___ Provided material
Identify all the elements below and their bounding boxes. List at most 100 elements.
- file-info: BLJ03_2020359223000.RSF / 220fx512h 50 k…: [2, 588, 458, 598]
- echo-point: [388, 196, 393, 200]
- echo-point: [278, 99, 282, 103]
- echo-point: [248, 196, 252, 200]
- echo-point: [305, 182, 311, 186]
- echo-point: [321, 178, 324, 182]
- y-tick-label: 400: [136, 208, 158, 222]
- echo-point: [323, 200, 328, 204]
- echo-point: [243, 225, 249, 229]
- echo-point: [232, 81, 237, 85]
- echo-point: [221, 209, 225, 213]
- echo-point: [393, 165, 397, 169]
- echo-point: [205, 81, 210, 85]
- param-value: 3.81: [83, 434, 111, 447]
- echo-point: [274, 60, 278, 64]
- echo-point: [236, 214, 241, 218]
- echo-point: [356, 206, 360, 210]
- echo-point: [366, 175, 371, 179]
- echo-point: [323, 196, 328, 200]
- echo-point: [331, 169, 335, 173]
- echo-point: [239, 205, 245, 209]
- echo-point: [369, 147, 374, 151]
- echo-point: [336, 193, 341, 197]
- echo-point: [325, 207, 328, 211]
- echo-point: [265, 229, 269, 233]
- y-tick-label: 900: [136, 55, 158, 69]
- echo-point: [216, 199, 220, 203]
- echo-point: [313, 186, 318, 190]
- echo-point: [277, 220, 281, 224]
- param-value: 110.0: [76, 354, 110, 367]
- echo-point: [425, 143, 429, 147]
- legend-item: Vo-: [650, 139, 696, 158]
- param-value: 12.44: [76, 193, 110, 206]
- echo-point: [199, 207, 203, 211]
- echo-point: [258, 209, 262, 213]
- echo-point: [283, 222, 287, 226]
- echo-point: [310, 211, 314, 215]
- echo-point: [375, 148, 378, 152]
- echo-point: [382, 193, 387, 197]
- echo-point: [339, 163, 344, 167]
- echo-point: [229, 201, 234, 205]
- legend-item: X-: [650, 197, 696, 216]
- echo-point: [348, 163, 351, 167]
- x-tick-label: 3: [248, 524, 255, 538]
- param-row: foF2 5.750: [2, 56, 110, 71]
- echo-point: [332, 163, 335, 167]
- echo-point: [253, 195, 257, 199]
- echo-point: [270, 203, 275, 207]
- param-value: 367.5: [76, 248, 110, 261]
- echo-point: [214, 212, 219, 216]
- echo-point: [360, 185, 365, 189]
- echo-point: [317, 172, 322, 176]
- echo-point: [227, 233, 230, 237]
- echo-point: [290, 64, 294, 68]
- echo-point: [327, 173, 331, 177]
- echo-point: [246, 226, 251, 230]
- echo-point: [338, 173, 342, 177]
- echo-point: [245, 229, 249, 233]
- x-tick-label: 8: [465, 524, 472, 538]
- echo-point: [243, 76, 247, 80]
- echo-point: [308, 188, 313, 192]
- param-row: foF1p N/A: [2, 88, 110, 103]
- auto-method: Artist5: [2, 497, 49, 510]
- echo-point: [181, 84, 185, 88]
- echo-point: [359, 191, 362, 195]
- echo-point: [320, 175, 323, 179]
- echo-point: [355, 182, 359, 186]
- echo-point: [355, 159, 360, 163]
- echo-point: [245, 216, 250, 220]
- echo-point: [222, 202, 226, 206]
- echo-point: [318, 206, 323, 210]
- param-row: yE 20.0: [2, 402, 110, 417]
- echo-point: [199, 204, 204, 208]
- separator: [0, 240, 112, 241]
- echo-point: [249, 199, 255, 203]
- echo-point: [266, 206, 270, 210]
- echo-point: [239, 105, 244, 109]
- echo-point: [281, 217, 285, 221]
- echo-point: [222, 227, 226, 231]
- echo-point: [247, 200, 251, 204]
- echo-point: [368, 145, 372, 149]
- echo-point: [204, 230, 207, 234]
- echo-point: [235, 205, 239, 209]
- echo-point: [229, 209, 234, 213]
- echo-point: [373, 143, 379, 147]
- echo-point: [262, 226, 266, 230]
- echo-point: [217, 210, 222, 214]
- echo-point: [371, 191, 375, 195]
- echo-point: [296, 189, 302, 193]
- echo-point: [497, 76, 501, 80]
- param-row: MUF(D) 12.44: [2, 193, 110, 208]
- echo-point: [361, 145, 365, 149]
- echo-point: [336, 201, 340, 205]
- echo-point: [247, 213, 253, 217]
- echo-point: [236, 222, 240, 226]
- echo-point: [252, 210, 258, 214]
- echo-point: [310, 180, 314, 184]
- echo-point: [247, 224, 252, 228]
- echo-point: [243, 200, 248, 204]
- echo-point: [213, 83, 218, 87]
______
Reproduce every entry above word for word, keeping each line as it appears.

• **Problem solution**
Identify all the elements below and their bounding boxes. List at most 100 elements.
- file-info: BLJ03_2020359223000.RSF / 220fx512h 50 k…: [2, 588, 458, 598]
- echo-point: [388, 196, 393, 200]
- echo-point: [278, 99, 282, 103]
- echo-point: [248, 196, 252, 200]
- echo-point: [305, 182, 311, 186]
- echo-point: [321, 178, 324, 182]
- y-tick-label: 400: [136, 208, 158, 222]
- echo-point: [323, 200, 328, 204]
- echo-point: [243, 225, 249, 229]
- echo-point: [232, 81, 237, 85]
- echo-point: [221, 209, 225, 213]
- echo-point: [393, 165, 397, 169]
- echo-point: [205, 81, 210, 85]
- param-value: 3.81: [83, 434, 111, 447]
- echo-point: [274, 60, 278, 64]
- echo-point: [236, 214, 241, 218]
- echo-point: [356, 206, 360, 210]
- echo-point: [366, 175, 371, 179]
- echo-point: [323, 196, 328, 200]
- echo-point: [331, 169, 335, 173]
- echo-point: [239, 205, 245, 209]
- echo-point: [369, 147, 374, 151]
- echo-point: [336, 193, 341, 197]
- echo-point: [325, 207, 328, 211]
- echo-point: [265, 229, 269, 233]
- y-tick-label: 900: [136, 55, 158, 69]
- echo-point: [216, 199, 220, 203]
- echo-point: [313, 186, 318, 190]
- echo-point: [277, 220, 281, 224]
- param-value: 110.0: [76, 354, 110, 367]
- echo-point: [425, 143, 429, 147]
- legend-item: Vo-: [650, 139, 696, 158]
- param-value: 12.44: [76, 193, 110, 206]
- echo-point: [199, 207, 203, 211]
- echo-point: [258, 209, 262, 213]
- echo-point: [283, 222, 287, 226]
- echo-point: [310, 211, 314, 215]
- echo-point: [375, 148, 378, 152]
- echo-point: [382, 193, 387, 197]
- echo-point: [339, 163, 344, 167]
- echo-point: [229, 201, 234, 205]
- legend-item: X-: [650, 197, 696, 216]
- echo-point: [348, 163, 351, 167]
- x-tick-label: 3: [248, 524, 255, 538]
- param-row: foF2 5.750: [2, 56, 110, 71]
- echo-point: [332, 163, 335, 167]
- echo-point: [253, 195, 257, 199]
- echo-point: [270, 203, 275, 207]
- param-value: 367.5: [76, 248, 110, 261]
- echo-point: [214, 212, 219, 216]
- echo-point: [360, 185, 365, 189]
- echo-point: [317, 172, 322, 176]
- echo-point: [227, 233, 230, 237]
- echo-point: [290, 64, 294, 68]
- echo-point: [327, 173, 331, 177]
- echo-point: [246, 226, 251, 230]
- echo-point: [338, 173, 342, 177]
- echo-point: [245, 229, 249, 233]
- x-tick-label: 8: [465, 524, 472, 538]
- echo-point: [243, 76, 247, 80]
- echo-point: [308, 188, 313, 192]
- param-row: foF1p N/A: [2, 88, 110, 103]
- auto-method: Artist5: [2, 497, 49, 510]
- echo-point: [181, 84, 185, 88]
- echo-point: [359, 191, 362, 195]
- echo-point: [320, 175, 323, 179]
- echo-point: [355, 182, 359, 186]
- echo-point: [355, 159, 360, 163]
- echo-point: [245, 216, 250, 220]
- echo-point: [222, 202, 226, 206]
- echo-point: [318, 206, 323, 210]
- param-row: yE 20.0: [2, 402, 110, 417]
- echo-point: [199, 204, 204, 208]
- separator: [0, 240, 112, 241]
- echo-point: [249, 199, 255, 203]
- echo-point: [266, 206, 270, 210]
- echo-point: [239, 105, 244, 109]
- echo-point: [281, 217, 285, 221]
- echo-point: [222, 227, 226, 231]
- echo-point: [247, 200, 251, 204]
- echo-point: [368, 145, 372, 149]
- echo-point: [204, 230, 207, 234]
- echo-point: [235, 205, 239, 209]
- echo-point: [229, 209, 234, 213]
- echo-point: [373, 143, 379, 147]
- echo-point: [262, 226, 266, 230]
- echo-point: [217, 210, 222, 214]
- echo-point: [371, 191, 375, 195]
- echo-point: [296, 189, 302, 193]
- echo-point: [497, 76, 501, 80]
- param-row: MUF(D) 12.44: [2, 193, 110, 208]
- echo-point: [361, 145, 365, 149]
- echo-point: [336, 201, 340, 205]
- echo-point: [247, 213, 253, 217]
- echo-point: [236, 222, 240, 226]
- echo-point: [252, 210, 258, 214]
- echo-point: [310, 180, 314, 184]
- echo-point: [247, 224, 252, 228]
- echo-point: [243, 200, 248, 204]
- echo-point: [213, 83, 218, 87]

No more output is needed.